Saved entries
════════════════════

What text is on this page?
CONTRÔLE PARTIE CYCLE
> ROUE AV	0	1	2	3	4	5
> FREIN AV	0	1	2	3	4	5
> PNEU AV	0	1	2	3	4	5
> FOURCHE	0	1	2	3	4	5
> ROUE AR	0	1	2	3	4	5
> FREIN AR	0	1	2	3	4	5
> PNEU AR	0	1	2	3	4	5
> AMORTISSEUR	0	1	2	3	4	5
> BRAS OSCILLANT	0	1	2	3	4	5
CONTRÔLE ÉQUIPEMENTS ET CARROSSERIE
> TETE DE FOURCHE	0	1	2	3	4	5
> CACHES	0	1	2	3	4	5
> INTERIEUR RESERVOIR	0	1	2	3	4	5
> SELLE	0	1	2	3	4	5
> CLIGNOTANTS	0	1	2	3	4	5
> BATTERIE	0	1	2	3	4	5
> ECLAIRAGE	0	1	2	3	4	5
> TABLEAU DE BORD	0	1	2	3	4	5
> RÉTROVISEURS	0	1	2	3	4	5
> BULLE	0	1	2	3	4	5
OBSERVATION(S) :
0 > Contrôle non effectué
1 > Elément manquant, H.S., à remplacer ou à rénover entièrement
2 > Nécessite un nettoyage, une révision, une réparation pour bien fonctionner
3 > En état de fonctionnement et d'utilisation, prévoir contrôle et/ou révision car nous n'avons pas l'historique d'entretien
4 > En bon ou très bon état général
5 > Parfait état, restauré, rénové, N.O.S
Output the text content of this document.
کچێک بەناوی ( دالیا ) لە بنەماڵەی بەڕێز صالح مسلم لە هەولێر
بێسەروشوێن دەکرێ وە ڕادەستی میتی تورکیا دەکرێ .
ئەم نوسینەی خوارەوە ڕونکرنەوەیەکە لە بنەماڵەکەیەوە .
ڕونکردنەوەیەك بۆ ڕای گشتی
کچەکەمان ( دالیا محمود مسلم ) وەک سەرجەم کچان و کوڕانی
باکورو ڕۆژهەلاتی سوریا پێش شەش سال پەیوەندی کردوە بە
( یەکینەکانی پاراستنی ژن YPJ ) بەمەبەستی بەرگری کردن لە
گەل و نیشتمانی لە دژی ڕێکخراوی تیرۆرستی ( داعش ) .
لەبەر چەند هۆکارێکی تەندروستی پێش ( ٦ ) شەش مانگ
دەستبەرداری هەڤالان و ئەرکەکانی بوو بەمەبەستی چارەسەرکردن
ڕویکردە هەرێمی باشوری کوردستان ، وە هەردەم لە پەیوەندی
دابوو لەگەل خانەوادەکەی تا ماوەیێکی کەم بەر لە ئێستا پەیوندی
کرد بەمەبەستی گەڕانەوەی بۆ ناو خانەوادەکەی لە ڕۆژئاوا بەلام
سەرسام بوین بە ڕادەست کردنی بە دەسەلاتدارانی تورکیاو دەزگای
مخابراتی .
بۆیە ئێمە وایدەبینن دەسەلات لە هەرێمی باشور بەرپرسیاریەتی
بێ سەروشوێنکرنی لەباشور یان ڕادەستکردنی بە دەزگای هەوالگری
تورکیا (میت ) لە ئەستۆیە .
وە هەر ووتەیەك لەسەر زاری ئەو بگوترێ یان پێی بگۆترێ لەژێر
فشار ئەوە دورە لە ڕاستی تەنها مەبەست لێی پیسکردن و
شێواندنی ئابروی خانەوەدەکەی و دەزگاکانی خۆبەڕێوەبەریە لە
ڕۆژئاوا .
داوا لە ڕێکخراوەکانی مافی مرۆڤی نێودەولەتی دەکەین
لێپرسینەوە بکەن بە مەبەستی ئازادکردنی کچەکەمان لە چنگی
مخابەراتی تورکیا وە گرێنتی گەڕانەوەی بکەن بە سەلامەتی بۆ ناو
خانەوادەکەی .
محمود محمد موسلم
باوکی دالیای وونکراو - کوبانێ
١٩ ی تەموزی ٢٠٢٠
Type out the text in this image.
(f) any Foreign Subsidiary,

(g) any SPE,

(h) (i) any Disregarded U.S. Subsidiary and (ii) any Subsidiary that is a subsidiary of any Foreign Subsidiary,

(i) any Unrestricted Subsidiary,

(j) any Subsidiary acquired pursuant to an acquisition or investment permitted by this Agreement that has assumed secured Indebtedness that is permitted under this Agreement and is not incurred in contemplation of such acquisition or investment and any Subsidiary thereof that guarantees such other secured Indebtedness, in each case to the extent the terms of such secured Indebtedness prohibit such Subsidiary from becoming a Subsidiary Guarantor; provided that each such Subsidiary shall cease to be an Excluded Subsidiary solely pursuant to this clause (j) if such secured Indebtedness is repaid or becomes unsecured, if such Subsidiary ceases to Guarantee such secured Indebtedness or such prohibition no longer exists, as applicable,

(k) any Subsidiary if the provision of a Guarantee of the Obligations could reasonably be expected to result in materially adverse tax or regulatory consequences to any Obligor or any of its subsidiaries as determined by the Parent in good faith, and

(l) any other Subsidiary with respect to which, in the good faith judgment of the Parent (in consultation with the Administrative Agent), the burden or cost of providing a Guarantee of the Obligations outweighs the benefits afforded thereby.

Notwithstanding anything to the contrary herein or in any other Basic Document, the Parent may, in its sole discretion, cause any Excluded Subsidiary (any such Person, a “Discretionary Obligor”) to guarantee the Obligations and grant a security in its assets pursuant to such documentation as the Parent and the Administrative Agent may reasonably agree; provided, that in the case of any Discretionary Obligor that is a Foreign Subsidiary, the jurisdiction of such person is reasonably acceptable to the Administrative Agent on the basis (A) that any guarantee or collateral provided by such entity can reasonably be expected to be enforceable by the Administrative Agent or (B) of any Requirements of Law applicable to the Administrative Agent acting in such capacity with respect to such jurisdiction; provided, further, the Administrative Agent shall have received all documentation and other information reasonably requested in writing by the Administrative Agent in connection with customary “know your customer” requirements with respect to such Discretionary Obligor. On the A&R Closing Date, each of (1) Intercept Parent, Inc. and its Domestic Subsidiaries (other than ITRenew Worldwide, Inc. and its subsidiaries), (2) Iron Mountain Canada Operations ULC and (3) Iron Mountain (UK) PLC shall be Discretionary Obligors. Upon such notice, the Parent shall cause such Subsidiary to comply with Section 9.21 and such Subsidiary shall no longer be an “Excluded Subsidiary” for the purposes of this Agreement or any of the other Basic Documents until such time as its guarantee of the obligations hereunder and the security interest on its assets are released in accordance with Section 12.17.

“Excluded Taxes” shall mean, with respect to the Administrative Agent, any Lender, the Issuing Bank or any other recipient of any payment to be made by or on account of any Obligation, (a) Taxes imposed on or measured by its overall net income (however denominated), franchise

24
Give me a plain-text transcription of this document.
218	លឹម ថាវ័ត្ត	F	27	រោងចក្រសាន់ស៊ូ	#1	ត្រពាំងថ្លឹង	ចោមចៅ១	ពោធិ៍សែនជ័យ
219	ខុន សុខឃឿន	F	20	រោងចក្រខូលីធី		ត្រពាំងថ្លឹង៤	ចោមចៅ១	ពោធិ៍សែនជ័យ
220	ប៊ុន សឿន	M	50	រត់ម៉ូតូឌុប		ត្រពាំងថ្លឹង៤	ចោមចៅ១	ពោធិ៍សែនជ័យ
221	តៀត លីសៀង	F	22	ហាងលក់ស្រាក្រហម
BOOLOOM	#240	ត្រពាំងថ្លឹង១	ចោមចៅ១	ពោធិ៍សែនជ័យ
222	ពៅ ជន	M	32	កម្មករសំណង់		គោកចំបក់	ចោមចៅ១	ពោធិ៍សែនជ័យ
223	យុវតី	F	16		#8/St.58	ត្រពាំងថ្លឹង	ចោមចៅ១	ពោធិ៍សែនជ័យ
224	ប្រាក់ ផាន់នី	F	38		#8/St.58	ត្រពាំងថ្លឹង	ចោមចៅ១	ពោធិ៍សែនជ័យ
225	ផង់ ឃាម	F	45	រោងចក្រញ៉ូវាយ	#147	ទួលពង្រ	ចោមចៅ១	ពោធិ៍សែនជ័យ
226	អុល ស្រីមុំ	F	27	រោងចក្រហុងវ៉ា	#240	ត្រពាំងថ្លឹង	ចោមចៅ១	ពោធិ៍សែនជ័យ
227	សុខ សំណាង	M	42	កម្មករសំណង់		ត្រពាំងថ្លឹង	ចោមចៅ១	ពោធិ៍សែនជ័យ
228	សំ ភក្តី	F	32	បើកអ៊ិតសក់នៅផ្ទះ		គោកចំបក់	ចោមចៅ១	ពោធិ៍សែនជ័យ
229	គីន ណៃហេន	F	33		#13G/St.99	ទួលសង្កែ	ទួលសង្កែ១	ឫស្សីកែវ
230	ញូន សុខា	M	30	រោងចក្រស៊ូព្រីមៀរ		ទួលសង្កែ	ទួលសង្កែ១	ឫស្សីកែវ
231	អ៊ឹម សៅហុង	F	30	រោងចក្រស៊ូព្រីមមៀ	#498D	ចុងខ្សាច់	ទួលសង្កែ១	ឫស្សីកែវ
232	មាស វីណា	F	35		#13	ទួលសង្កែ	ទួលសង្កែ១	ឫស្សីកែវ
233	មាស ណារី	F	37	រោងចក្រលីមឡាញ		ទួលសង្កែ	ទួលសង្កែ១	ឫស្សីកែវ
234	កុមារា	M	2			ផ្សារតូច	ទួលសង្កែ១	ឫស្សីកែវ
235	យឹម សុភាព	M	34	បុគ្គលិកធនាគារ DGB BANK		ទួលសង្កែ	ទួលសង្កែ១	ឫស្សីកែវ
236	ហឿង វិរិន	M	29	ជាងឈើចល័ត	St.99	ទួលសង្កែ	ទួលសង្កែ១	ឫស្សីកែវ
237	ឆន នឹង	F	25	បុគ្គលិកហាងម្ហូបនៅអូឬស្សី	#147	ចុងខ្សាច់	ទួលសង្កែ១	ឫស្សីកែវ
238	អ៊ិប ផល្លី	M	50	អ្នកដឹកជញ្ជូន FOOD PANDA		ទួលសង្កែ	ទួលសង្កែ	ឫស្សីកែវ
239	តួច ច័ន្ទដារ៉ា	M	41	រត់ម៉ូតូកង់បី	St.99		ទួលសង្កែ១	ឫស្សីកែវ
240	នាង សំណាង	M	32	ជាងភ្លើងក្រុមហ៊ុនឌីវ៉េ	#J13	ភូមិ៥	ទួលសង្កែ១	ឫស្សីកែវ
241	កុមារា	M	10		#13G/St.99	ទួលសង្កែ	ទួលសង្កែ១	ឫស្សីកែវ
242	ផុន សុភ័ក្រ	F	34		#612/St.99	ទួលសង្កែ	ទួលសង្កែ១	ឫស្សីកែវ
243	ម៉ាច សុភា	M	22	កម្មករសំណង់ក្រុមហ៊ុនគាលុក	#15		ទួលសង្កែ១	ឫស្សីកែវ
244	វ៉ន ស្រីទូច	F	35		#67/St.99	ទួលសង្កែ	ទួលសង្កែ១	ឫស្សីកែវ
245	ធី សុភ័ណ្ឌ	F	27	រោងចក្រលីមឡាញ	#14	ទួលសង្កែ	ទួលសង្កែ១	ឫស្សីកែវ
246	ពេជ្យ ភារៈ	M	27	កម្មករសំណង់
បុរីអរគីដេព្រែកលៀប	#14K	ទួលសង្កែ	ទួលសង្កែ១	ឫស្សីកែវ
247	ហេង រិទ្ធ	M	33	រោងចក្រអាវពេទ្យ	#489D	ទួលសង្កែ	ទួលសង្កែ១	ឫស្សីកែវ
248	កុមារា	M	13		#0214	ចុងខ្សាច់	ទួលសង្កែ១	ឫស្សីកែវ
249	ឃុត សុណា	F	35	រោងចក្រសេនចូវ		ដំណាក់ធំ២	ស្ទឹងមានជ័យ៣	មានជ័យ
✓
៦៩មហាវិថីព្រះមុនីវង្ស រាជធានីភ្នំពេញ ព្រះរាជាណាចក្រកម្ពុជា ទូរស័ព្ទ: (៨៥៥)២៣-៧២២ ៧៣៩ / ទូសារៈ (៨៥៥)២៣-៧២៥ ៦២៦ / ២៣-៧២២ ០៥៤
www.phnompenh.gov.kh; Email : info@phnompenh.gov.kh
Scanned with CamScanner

════════════════════

### Your instructions
Leave out every line without the string "ڕۆژئاوا" and copy the rest.

### Task response
کرد بەمەبەستی گەڕانەوەی بۆ ناو خانەوادەکەی لە ڕۆژئاوا بەلام
ڕۆژئاوا .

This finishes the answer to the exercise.